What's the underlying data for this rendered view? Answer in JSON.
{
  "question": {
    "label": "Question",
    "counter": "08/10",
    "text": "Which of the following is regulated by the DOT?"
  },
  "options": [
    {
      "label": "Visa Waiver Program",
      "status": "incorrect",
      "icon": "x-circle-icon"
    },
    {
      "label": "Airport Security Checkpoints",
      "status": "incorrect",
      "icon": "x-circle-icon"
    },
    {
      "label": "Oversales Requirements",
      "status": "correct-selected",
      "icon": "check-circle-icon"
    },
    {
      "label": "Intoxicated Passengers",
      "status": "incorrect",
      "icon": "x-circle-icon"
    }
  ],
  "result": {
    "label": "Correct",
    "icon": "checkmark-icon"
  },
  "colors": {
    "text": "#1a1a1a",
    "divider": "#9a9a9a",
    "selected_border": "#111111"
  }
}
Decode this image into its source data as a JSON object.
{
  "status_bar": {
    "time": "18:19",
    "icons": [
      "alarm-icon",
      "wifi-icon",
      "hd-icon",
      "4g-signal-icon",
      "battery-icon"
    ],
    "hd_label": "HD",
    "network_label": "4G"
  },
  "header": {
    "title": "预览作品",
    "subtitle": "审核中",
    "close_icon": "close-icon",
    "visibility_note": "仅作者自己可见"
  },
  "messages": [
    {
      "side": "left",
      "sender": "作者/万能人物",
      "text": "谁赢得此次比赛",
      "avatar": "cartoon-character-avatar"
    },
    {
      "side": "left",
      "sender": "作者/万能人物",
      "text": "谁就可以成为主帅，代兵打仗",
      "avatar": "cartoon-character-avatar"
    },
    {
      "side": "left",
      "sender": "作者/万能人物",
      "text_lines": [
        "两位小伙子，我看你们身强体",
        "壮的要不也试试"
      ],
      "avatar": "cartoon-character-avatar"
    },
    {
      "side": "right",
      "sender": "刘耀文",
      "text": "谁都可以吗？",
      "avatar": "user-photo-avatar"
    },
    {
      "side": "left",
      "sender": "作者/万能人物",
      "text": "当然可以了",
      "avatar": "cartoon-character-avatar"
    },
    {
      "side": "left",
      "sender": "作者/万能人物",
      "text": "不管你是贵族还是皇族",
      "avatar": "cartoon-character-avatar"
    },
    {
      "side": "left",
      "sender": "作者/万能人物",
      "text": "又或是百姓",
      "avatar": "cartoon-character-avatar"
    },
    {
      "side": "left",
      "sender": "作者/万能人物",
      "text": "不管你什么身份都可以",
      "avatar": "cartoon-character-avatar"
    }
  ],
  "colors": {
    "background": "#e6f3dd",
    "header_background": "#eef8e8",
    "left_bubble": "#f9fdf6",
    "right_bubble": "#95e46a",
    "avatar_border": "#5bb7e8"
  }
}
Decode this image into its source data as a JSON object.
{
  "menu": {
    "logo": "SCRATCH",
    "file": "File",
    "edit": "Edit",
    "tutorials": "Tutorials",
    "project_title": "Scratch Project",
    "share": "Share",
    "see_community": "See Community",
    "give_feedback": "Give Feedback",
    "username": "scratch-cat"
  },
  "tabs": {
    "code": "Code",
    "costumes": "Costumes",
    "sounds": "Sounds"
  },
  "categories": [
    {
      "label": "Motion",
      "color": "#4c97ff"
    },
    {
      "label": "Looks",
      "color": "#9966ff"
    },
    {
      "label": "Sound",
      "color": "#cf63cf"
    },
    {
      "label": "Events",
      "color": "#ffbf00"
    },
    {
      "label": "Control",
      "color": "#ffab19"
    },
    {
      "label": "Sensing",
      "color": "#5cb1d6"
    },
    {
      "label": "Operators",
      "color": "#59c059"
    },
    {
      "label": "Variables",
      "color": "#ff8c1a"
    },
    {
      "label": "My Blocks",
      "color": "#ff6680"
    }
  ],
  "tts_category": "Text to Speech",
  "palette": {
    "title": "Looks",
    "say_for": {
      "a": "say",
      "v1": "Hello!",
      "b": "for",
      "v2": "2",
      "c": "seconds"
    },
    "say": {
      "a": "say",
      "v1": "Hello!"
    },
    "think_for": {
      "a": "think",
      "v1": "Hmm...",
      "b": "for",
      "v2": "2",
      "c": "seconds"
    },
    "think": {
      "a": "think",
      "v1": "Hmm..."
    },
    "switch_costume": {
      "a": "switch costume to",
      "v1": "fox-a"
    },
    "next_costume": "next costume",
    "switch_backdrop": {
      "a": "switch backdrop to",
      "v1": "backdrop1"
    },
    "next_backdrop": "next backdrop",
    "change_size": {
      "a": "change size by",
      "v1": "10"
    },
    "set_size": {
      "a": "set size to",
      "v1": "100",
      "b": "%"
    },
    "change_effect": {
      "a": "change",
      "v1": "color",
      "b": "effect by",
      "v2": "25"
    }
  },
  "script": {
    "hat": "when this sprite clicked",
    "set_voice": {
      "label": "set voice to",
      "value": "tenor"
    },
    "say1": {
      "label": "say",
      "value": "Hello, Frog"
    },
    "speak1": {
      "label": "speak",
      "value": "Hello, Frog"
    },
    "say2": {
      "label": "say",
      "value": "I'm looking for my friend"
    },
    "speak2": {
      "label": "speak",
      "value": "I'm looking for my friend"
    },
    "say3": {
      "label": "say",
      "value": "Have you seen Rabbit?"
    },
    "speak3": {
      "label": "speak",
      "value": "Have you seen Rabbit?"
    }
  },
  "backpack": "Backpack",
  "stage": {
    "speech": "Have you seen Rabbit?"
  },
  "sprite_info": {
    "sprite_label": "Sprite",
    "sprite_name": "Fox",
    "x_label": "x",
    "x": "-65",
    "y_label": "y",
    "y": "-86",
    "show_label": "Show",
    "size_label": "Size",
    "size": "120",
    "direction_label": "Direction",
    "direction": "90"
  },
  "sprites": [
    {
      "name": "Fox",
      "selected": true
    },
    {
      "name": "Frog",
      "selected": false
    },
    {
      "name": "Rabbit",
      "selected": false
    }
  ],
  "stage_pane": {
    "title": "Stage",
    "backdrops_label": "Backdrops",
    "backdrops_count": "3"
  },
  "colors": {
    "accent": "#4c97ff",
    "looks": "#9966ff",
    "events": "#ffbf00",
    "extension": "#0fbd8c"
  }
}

------------------------------

Task statement
Repeat the data verbatim.

Finished answer
What's the underlying data for this rendered view? Answer in JSON.
{
  "question": {
    "label": "Question",
    "counter": "08/10",
    "text": "Which of the following is regulated by the DOT?"
  },
  "options": [
    {
      "label": "Visa Waiver Program",
      "status": "incorrect",
      "icon": "x-circle-icon"
    },
    {
      "label": "Airport Security Checkpoints",
      "status": "incorrect",
      "icon": "x-circle-icon"
    },
    {
      "label": "Oversales Requirements",
      "status": "correct-selected",
      "icon": "check-circle-icon"
    },
    {
      "label": "Intoxicated Passengers",
      "status": "incorrect",
      "icon": "x-circle-icon"
    }
  ],
  "result": {
    "label": "Correct",
    "icon": "checkmark-icon"
  },
  "colors": {
    "text": "#1a1a1a",
    "divider": "#9a9a9a",
    "selected_border": "#111111"
  }
}
Decode this image into its source data as a JSON object.
{
  "status_bar": {
    "time": "18:19",
    "icons": [
      "alarm-icon",
      "wifi-icon",
      "hd-icon",
      "4g-signal-icon",
      "battery-icon"
    ],
    "hd_label": "HD",
    "network_label": "4G"
  },
  "header": {
    "title": "预览作品",
    "subtitle": "审核中",
    "close_icon": "close-icon",
    "visibility_note": "仅作者自己可见"
  },
  "messages": [
    {
      "side": "left",
      "sender": "作者/万能人物",
      "text": "谁赢得此次比赛",
      "avatar": "cartoon-character-avatar"
    },
    {
      "side": "left",
      "sender": "作者/万能人物",
      "text": "谁就可以成为主帅，代兵打仗",
      "avatar": "cartoon-character-avatar"
    },
    {
      "side": "left",
      "sender": "作者/万能人物",
      "text_lines": [
        "两位小伙子，我看你们身强体",
        "壮的要不也试试"
      ],
      "avatar": "cartoon-character-avatar"
    },
    {
      "side": "right",
      "sender": "刘耀文",
      "text": "谁都可以吗？",
      "avatar": "user-photo-avatar"
    },
    {
      "side": "left",
      "sender": "作者/万能人物",
      "text": "当然可以了",
      "avatar": "cartoon-character-avatar"
    },
    {
      "side": "left",
      "sender": "作者/万能人物",
      "text": "不管你是贵族还是皇族",
      "avatar": "cartoon-character-avatar"
    },
    {
      "side": "left",
      "sender": "作者/万能人物",
      "text": "又或是百姓",
      "avatar": "cartoon-character-avatar"
    },
    {
      "side": "left",
      "sender": "作者/万能人物",
      "text": "不管你什么身份都可以",
      "avatar": "cartoon-character-avatar"
    }
  ],
  "colors": {
    "background": "#e6f3dd",
    "header_background": "#eef8e8",
    "left_bubble": "#f9fdf6",
    "right_bubble": "#95e46a",
    "avatar_border": "#5bb7e8"
  }
}
Decode this image into its source data as a JSON object.
{
  "menu": {
    "logo": "SCRATCH",
    "file": "File",
    "edit": "Edit",
    "tutorials": "Tutorials",
    "project_title": "Scratch Project",
    "share": "Share",
    "see_community": "See Community",
    "give_feedback": "Give Feedback",
    "username": "scratch-cat"
  },
  "tabs": {
    "code": "Code",
    "costumes": "Costumes",
    "sounds": "Sounds"
  },
  "categories": [
    {
      "label": "Motion",
      "color": "#4c97ff"
    },
    {
      "label": "Looks",
      "color": "#9966ff"
    },
    {
      "label": "Sound",
      "color": "#cf63cf"
    },
    {
      "label": "Events",
      "color": "#ffbf00"
    },
    {
      "label": "Control",
      "color": "#ffab19"
    },
    {
      "label": "Sensing",
      "color": "#5cb1d6"
    },
    {
      "label": "Operators",
      "color": "#59c059"
    },
    {
      "label": "Variables",
      "color": "#ff8c1a"
    },
    {
      "label": "My Blocks",
      "color": "#ff6680"
    }
  ],
  "tts_category": "Text to Speech",
  "palette": {
    "title": "Looks",
    "say_for": {
      "a": "say",
      "v1": "Hello!",
      "b": "for",
      "v2": "2",
      "c": "seconds"
    },
    "say": {
      "a": "say",
      "v1": "Hello!"
    },
    "think_for": {
      "a": "think",
      "v1": "Hmm...",
      "b": "for",
      "v2": "2",
      "c": "seconds"
    },
    "think": {
      "a": "think",
      "v1": "Hmm..."
    },
    "switch_costume": {
      "a": "switch costume to",
      "v1": "fox-a"
    },
    "next_costume": "next costume",
    "switch_backdrop": {
      "a": "switch backdrop to",
      "v1": "backdrop1"
    },
    "next_backdrop": "next backdrop",
    "change_size": {
      "a": "change size by",
      "v1": "10"
    },
    "set_size": {
      "a": "set size to",
      "v1": "100",
      "b": "%"
    },
    "change_effect": {
      "a": "change",
      "v1": "color",
      "b": "effect by",
      "v2": "25"
    }
  },
  "script": {
    "hat": "when this sprite clicked",
    "set_voice": {
      "label": "set voice to",
      "value": "tenor"
    },
    "say1": {
      "label": "say",
      "value": "Hello, Frog"
    },
    "speak1": {
      "label": "speak",
      "value": "Hello, Frog"
    },
    "say2": {
      "label": "say",
      "value": "I'm looking for my friend"
    },
    "speak2": {
      "label": "speak",
      "value": "I'm looking for my friend"
    },
    "say3": {
      "label": "say",
      "value": "Have you seen Rabbit?"
    },
    "speak3": {
      "label": "speak",
      "value": "Have you seen Rabbit?"
    }
  },
  "backpack": "Backpack",
  "stage": {
    "speech": "Have you seen Rabbit?"
  },
  "sprite_info": {
    "sprite_label": "Sprite",
    "sprite_name": "Fox",
    "x_label": "x",
    "x": "-65",
    "y_label": "y",
    "y": "-86",
    "show_label": "Show",
    "size_label": "Size",
    "size": "120",
    "direction_label": "Direction",
    "direction": "90"
  },
  "sprites": [
    {
      "name": "Fox",
      "selected": true
    },
    {
      "name": "Frog",
      "selected": false
    },
    {
      "name": "Rabbit",
      "selected": false
    }
  ],
  "stage_pane": {
    "title": "Stage",
    "backdrops_label": "Backdrops",
    "backdrops_count": "3"
  },
  "colors": {
    "accent": "#4c97ff",
    "looks": "#9966ff",
    "events": "#ffbf00",
    "extension": "#0fbd8c"
  }
}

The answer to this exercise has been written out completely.